## Exercise goal
In the entries that follow, how many lines contain "JSON"? Answer with the number only.

## Source data
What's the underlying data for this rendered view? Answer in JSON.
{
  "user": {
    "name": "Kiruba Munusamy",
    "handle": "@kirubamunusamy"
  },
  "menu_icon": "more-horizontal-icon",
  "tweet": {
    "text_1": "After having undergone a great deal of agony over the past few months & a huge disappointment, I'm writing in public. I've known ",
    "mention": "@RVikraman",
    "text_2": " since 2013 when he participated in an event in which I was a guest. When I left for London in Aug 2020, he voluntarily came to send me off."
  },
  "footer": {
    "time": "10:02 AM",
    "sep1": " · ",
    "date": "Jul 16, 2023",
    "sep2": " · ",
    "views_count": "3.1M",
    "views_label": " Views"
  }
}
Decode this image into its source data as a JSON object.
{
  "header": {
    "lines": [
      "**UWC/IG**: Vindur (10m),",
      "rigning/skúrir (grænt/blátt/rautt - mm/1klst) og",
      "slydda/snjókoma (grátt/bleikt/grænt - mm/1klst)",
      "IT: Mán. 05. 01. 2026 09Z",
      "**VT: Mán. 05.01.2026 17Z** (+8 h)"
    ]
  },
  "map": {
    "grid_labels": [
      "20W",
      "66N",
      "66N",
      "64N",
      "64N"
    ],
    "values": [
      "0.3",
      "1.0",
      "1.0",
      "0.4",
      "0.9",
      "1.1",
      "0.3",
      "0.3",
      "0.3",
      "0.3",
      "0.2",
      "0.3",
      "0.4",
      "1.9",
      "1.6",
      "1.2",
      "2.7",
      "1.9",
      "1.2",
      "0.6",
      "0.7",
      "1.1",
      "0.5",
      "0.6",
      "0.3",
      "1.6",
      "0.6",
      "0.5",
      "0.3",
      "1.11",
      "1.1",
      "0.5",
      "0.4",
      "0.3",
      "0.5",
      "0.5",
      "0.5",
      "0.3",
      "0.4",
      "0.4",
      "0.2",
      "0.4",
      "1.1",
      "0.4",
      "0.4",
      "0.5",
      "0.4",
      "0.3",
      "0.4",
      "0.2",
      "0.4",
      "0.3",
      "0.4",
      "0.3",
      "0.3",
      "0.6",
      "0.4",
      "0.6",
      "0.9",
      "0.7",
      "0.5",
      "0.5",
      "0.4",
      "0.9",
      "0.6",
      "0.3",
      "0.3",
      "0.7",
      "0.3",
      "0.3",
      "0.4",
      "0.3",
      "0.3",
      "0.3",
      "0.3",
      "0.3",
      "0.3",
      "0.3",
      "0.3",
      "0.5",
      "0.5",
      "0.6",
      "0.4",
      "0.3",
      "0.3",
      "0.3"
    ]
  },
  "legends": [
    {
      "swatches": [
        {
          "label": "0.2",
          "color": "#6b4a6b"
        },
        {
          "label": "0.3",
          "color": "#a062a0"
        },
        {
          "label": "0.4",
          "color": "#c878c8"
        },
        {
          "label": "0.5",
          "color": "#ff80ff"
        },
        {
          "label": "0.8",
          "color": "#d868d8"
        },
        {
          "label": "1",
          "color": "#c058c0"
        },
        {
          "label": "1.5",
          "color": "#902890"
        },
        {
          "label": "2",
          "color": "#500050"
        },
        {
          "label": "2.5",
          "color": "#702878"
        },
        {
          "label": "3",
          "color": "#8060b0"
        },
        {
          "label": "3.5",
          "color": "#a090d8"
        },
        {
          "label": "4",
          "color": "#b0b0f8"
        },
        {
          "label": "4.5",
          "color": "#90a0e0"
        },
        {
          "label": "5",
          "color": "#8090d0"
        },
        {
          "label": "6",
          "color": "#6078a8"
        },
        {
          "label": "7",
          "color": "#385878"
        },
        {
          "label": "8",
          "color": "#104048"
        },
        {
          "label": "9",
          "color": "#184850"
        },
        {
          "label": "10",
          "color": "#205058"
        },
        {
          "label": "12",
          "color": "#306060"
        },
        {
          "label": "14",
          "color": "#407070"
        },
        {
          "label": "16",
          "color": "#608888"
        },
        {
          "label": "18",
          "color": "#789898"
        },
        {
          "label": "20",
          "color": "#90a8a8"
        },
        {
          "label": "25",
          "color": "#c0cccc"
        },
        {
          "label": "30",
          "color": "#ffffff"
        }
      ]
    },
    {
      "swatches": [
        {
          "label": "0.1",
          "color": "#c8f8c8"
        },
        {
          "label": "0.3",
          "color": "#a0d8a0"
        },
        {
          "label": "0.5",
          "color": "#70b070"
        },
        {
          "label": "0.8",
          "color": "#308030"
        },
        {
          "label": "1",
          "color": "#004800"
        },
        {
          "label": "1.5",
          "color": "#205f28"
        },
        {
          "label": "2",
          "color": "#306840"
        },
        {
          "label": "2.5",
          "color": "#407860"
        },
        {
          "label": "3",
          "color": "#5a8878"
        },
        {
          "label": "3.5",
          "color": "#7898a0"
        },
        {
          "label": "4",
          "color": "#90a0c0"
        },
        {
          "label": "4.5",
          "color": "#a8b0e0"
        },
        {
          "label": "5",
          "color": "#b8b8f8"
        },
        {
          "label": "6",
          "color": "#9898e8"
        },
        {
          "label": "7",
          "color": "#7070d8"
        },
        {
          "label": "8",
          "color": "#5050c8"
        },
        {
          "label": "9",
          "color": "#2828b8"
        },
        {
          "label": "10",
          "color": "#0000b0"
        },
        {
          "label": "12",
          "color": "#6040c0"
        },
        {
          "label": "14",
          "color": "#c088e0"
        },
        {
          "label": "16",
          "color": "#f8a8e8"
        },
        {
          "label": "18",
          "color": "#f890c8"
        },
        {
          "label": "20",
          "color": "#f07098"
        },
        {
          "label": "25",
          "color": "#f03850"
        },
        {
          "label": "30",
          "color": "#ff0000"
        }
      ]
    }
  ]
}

## Right answer
2